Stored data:
# # # # # # #
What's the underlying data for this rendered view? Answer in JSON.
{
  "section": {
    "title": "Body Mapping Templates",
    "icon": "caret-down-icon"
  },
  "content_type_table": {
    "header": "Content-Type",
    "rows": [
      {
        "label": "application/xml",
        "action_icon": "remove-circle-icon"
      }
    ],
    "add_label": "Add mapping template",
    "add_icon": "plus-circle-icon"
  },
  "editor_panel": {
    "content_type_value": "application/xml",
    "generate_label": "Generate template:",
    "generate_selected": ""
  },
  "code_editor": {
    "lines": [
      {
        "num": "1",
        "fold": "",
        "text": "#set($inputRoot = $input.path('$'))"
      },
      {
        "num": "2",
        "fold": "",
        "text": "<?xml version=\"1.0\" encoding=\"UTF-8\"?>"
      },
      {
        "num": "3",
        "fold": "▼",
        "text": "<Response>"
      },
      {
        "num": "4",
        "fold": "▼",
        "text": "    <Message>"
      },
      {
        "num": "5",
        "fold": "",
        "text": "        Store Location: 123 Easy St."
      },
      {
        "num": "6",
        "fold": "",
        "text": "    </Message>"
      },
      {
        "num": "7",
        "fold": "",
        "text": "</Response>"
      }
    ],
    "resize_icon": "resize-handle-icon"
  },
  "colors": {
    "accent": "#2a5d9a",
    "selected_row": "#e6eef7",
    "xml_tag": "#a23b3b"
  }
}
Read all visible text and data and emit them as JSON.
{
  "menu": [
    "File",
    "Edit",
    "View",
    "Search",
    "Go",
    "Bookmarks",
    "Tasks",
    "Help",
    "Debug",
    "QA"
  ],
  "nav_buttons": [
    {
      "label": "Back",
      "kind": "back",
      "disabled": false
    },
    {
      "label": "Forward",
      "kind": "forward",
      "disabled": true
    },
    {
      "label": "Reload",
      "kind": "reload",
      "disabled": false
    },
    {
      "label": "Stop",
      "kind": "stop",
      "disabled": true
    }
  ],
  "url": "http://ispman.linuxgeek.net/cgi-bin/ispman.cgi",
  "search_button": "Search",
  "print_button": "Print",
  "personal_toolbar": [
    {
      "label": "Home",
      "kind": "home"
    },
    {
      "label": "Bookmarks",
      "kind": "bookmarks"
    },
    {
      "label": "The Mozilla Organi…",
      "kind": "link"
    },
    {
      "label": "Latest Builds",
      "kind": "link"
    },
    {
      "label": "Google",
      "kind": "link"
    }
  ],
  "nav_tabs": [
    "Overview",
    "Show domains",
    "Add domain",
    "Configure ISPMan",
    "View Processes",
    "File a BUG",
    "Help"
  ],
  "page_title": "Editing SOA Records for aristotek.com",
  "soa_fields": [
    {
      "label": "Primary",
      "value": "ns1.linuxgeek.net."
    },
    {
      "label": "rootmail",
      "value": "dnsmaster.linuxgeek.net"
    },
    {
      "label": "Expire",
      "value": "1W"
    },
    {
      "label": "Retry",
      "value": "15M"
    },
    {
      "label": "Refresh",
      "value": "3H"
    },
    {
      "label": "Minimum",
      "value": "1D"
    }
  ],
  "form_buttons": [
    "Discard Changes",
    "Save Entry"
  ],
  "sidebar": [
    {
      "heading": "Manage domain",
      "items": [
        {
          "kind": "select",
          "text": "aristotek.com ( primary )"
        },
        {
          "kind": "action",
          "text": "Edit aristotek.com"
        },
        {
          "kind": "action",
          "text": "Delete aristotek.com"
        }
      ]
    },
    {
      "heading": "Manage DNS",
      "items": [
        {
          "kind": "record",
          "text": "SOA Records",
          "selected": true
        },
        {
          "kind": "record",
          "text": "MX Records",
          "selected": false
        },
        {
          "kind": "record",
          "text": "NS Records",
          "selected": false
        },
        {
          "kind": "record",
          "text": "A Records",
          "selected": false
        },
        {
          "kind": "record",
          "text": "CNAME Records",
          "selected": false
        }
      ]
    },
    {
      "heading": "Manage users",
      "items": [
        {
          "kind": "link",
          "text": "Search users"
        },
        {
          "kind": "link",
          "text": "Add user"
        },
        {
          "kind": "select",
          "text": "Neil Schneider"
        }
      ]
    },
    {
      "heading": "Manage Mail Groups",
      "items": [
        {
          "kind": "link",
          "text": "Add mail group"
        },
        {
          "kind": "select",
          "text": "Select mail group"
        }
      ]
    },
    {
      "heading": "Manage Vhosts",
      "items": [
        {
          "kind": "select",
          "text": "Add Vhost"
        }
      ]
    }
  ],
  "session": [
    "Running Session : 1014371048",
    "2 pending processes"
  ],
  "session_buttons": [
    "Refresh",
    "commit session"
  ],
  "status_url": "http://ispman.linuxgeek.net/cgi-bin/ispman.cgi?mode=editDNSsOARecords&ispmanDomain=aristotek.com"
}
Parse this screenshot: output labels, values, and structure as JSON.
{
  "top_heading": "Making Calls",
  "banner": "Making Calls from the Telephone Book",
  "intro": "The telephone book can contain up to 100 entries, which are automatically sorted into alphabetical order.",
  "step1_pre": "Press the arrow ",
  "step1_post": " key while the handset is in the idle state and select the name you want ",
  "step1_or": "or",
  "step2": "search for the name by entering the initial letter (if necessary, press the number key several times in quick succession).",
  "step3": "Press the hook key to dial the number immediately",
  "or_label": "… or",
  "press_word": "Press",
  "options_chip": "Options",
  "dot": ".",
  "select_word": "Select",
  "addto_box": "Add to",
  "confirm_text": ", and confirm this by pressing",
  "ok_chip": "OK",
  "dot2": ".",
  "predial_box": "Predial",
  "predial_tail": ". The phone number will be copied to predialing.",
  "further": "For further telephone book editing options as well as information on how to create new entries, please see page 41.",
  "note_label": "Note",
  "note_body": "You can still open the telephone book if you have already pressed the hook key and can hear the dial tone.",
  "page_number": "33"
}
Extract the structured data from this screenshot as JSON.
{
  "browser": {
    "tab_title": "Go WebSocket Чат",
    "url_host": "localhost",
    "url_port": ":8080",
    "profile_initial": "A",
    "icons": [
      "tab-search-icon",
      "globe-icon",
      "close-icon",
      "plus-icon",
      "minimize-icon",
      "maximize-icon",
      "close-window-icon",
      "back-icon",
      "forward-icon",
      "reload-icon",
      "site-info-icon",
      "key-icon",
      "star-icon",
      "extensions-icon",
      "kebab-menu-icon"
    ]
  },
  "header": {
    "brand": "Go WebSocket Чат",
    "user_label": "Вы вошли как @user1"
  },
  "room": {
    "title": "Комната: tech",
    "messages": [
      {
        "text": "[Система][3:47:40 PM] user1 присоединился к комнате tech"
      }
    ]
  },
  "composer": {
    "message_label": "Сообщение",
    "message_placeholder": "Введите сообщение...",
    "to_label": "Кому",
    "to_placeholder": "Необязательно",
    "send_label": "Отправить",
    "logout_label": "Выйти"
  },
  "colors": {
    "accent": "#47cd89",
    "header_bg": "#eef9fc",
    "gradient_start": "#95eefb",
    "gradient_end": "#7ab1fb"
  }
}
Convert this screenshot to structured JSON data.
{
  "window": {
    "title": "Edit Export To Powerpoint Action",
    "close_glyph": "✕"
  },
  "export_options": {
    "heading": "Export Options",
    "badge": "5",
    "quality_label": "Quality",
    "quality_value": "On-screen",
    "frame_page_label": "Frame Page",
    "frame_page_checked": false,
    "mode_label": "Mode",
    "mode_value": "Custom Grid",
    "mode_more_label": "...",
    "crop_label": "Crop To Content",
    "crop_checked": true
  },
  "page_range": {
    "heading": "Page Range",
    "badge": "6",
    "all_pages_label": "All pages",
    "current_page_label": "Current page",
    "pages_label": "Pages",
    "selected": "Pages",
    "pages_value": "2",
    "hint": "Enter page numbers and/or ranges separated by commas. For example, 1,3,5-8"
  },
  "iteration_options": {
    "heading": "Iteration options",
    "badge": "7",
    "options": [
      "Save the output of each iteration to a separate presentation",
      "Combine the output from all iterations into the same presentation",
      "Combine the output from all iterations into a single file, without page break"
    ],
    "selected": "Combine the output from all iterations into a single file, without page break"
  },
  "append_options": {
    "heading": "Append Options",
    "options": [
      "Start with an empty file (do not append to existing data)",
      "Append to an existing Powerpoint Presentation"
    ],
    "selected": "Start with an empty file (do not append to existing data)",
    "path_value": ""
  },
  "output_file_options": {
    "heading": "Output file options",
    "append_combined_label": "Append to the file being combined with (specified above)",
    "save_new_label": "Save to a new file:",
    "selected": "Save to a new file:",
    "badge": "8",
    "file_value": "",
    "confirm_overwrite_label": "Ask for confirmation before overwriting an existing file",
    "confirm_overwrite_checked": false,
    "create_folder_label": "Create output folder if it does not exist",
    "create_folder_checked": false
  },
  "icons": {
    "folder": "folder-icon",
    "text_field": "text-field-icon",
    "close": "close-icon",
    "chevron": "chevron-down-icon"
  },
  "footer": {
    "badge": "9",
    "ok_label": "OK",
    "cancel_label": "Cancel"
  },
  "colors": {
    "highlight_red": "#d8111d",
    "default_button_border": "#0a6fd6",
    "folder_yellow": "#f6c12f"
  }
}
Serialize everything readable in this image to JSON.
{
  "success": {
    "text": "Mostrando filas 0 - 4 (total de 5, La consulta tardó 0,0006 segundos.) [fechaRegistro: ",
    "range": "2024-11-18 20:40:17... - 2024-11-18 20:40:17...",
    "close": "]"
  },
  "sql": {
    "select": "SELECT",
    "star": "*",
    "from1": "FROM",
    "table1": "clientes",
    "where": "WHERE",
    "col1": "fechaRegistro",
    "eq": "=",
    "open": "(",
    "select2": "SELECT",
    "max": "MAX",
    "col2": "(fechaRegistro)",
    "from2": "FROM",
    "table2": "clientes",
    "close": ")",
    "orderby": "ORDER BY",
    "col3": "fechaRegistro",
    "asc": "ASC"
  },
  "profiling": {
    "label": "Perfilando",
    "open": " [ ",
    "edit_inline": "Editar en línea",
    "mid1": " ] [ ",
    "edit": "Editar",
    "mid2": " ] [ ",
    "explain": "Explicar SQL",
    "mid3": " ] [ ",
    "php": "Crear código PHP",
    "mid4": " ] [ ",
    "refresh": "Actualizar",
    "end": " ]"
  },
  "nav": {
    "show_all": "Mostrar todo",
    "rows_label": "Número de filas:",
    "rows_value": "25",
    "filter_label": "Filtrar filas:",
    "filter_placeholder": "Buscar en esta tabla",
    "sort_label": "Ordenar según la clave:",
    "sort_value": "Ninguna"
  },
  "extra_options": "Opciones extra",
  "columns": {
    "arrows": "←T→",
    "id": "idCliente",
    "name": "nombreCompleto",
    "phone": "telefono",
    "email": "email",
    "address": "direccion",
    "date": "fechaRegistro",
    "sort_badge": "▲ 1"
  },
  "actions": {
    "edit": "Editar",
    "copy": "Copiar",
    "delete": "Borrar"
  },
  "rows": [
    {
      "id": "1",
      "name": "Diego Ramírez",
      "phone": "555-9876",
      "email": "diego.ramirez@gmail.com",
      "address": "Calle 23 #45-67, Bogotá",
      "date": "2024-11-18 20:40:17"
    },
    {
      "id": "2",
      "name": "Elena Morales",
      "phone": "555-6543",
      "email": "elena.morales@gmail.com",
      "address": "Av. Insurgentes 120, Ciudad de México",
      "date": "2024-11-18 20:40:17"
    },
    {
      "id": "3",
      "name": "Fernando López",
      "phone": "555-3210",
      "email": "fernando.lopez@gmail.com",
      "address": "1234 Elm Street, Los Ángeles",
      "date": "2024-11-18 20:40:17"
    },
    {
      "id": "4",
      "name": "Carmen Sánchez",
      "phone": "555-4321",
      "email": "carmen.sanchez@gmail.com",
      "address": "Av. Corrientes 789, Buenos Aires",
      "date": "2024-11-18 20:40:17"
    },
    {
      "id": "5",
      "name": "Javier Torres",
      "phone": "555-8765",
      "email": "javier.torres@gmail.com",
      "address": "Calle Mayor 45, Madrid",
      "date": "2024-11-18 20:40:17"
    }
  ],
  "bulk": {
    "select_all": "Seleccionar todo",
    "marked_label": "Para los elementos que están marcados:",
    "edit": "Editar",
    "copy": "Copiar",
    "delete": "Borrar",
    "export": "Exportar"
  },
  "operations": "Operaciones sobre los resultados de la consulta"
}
# # # # # # #
What is needed: Find the string "Making" in the entries above and return each line that holds it.

Task solution:
  "top_heading": "Making Calls",
  "banner": "Making Calls from the Telephone Book",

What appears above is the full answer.